-- PROBLEM --
Pull out every line with the word "föräldrar".

-- TASK MATERIAL --

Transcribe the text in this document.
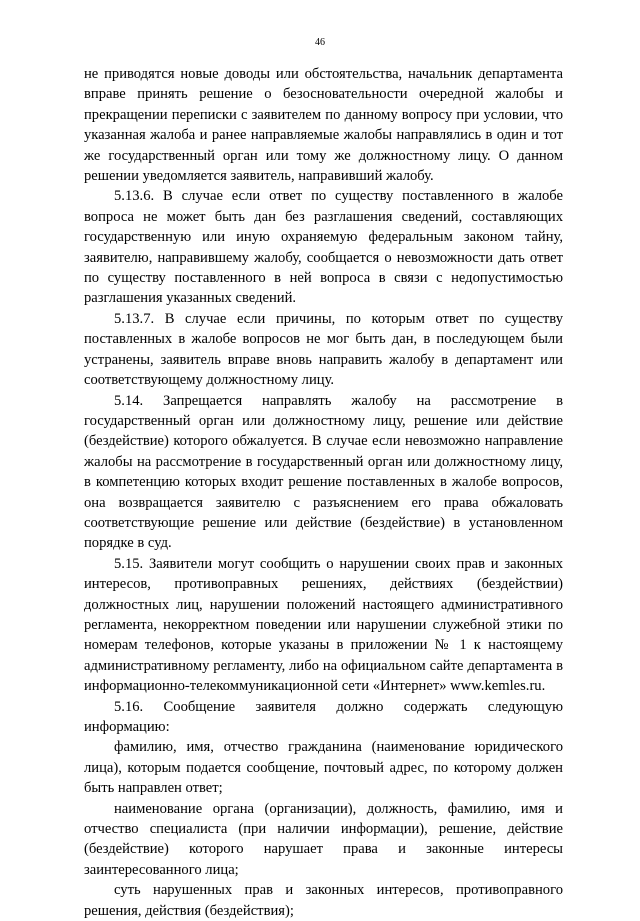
46

не приводятся новые доводы или обстоятельства, начальник департамента вправе принять решение о безосновательности очередной жалобы и прекращении переписки с заявителем по данному вопросу при условии, что указанная жалоба и ранее направляемые жалобы направлялись в один и тот же государственный орган или тому же должностному лицу. О данном решении уведомляется заявитель, направивший жалобу.

5.13.6. В случае если ответ по существу поставленного в жалобе вопроса не может быть дан без разглашения сведений, составляющих государственную или иную охраняемую федеральным законом тайну, заявителю, направившему жалобу, сообщается о невозможности дать ответ по существу поставленного в ней вопроса в связи с недопустимостью разглашения указанных сведений.

5.13.7. В случае если причины, по которым ответ по существу поставленных в жалобе вопросов не мог быть дан, в последующем были устранены, заявитель вправе вновь направить жалобу в департамент или соответствующему должностному лицу.

5.14. Запрещается направлять жалобу на рассмотрение в государственный орган или должностному лицу, решение или действие (бездействие) которого обжалуется. В случае если невозможно направление жалобы на рассмотрение в государственный орган или должностному лицу, в компетенцию которых входит решение поставленных в жалобе вопросов, она возвращается заявителю с разъяснением его права обжаловать соответствующие решение или действие (бездействие) в установленном порядке в суд.

5.15. Заявители могут сообщить о нарушении своих прав и законных интересов, противоправных решениях, действиях (бездействии) должностных лиц, нарушении положений настоящего административного регламента, некорректном поведении или нарушении служебной этики по номерам телефонов, которые указаны в приложении № 1 к настоящему административному регламенту, либо на официальном сайте департамента в информационно-телекоммуникационной сети «Интернет» www.kemles.ru.

5.16. Сообщение заявителя должно содержать следующую информацию:

фамилию, имя, отчество гражданина (наименование юридического лица), которым подается сообщение, почтовый адрес, по которому должен быть направлен ответ;

наименование органа (организации), должность, фамилию, имя и отчество специалиста (при наличии информации), решение, действие (бездействие) которого нарушает права и законные интересы заинтересованного лица;

суть нарушенных прав и законных интересов, противоправного решения, действия (бездействия);
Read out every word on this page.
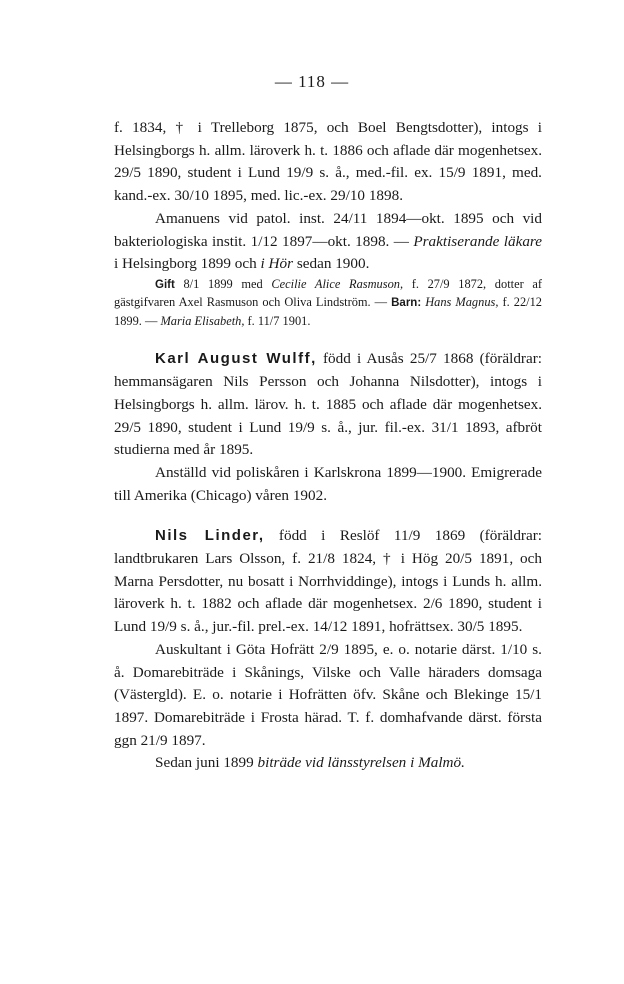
— 118 —

f. 1834, † i Trelleborg 1875, och Boel Bengtsdotter), intogs i Helsingborgs h. allm. läroverk h. t. 1886 och aflade där mogenhetsex. 29/5 1890, student i Lund 19/9 s. å., med.-fil. ex. 15/9 1891, med. kand.-ex. 30/10 1895, med. lic.-ex. 29/10 1898.

Amanuens vid patol. inst. 24/11 1894—okt. 1895 och vid bakteriologiska instit. 1/12 1897—okt. 1898. — Praktiserande läkare i Helsingborg 1899 och i Hör sedan 1900.

Gift 8/1 1899 med Cecilie Alice Rasmuson, f. 27/9 1872, dotter af gästgifvaren Axel Rasmuson och Oliva Lindström. — Barn: Hans Magnus, f. 22/12 1899. — Maria Elisabeth, f. 11/7 1901.

Karl August Wulff, född i Ausås 25/7 1868 (föräldrar: hemmansägaren Nils Persson och Johanna Nilsdotter), intogs i Helsingborgs h. allm. lärov. h. t. 1885 och aflade där mogenhetsex. 29/5 1890, student i Lund 19/9 s. å., jur. fil.-ex. 31/1 1893, afbröt studierna med år 1895.

Anställd vid poliskåren i Karlskrona 1899—1900. Emigrerade till Amerika (Chicago) våren 1902.

Nils Linder, född i Reslöf 11/9 1869 (föräldrar: landtbrukaren Lars Olsson, f. 21/8 1824, † i Hög 20/5 1891, och Marna Persdotter, nu bosatt i Norrhviddinge), intogs i Lunds h. allm. läroverk h. t. 1882 och aflade där mogenhetsex. 2/6 1890, student i Lund 19/9 s. å., jur.-fil. prel.-ex. 14/12 1891, hofrättsex. 30/5 1895.

Auskultant i Göta Hofrätt 2/9 1895, e. o. notarie därst. 1/10 s. å. Domarebiträde i Skånings, Vilske och Valle häraders domsaga (Västergld). E. o. notarie i Hofrätten öfv. Skåne och Blekinge 15/1 1897. Domarebiträde i Frosta härad. T. f. domhafvande därst. första ggn 21/9 1897.

Sedan juni 1899 biträde vid länsstyrelsen i Malmö.
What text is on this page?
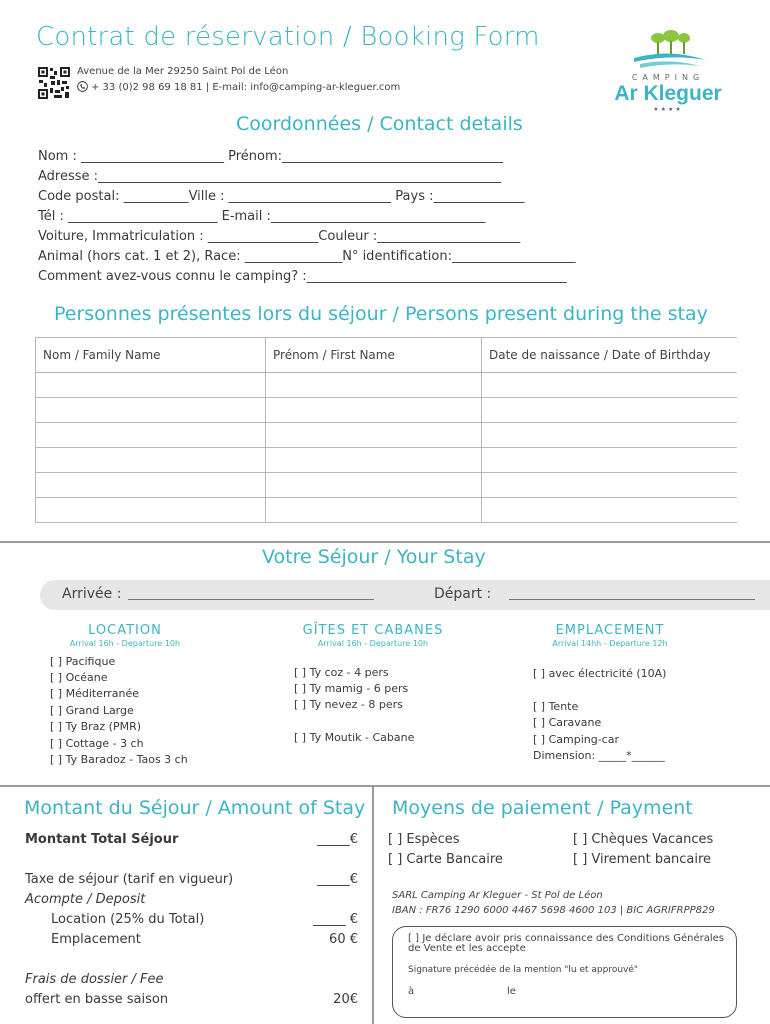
Contrat de réservation / Booking Form
Avenue de la Mer 29250 Saint Pol de Léon
+ 33 (0)2 98 69 18 81 | E-mail: info@camping-ar-kleguer.com
CAMPING
Ar Kleguer
★★★★
Coordonnées / Contact details
Nom : ______________________ Prénom:__________________________________
Adresse :______________________________________________________________
Code postal: __________Ville : _________________________ Pays :______________
Tél : _______________________ E-mail :_________________________________
Voiture, Immatriculation : _________________Couleur :______________________
Animal (hors cat. 1 et 2), Race: _______________N° identification:___________________
Comment avez-vous connu le camping? :________________________________________
Personnes présentes lors du séjour / Persons present during the stay
Nom / Family Name	Prénom / First Name	Date de naissance / Date of Birthday

Votre Séjour / Your Stay
Arrivée :	Départ :
LOCATION
Arrival 16h - Departure 10h
[ ] Pacifique
[ ] Océane
[ ] Méditerranée
[ ] Grand Large
[ ] Ty Braz (PMR)
[ ] Cottage - 3 ch
[ ] Ty Baradoz - Taos 3 ch
GÎTES ET CABANES
Arrival 16h - Departure 10h
[ ] Ty coz - 4 pers
[ ] Ty mamig - 6 pers
[ ] Ty nevez - 8 pers
[ ] Ty Moutik - Cabane
EMPLACEMENT
Arrival 14hh - Departure 12h
[ ] avec électricité (10A)
[ ] Tente
[ ] Caravane
[ ] Camping-car
Dimension: _____*______
Montant du Séjour / Amount of Stay
Montant Total Séjour	_____€
Taxe de séjour (tarif en vigueur)	_____€
Acompte / Deposit
Location (25% du Total)	_____ €
Emplacement	60 €
Frais de dossier / Fee
offert en basse saison	20€
Moyens de paiement / Payment
[ ] Espèces	[ ] Chèques Vacances
[ ] Carte Bancaire	[ ] Virement bancaire
SARL Camping Ar Kleguer - St Pol de Léon
IBAN : FR76 1290 6000 4467 5698 4600 103 | BIC AGRIFRPP829
[ ] Je déclare avoir pris connaissance des Conditions Générales de Vente et les accepte
Signature précédée de la mention "lu et approuvé"
à	le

-- EXERCISE SOLUTION --
Karl August Wulff, född i Ausås 25/7 1868 (föräldrar: hemmansägaren Nils Persson och Johanna Nilsdotter), intogs i Helsingborgs h. allm. lärov. h. t. 1885 och aflade där mogenhetsex. 29/5 1890, student i Lund 19/9 s. å., jur. fil.-ex. 31/1 1893, afbröt studierna med år 1895.
Nils Linder, född i Reslöf 11/9 1869 (föräldrar: landtbrukaren Lars Olsson, f. 21/8 1824, † i Hög 20/5 1891, och Marna Persdotter, nu bosatt i Norrhviddinge), intogs i Lunds h. allm. läroverk h. t. 1882 och aflade där mogenhetsex. 2/6 1890, student i Lund 19/9 s. å., jur.-fil. prel.-ex. 14/12 1891, hofrättsex. 30/5 1895.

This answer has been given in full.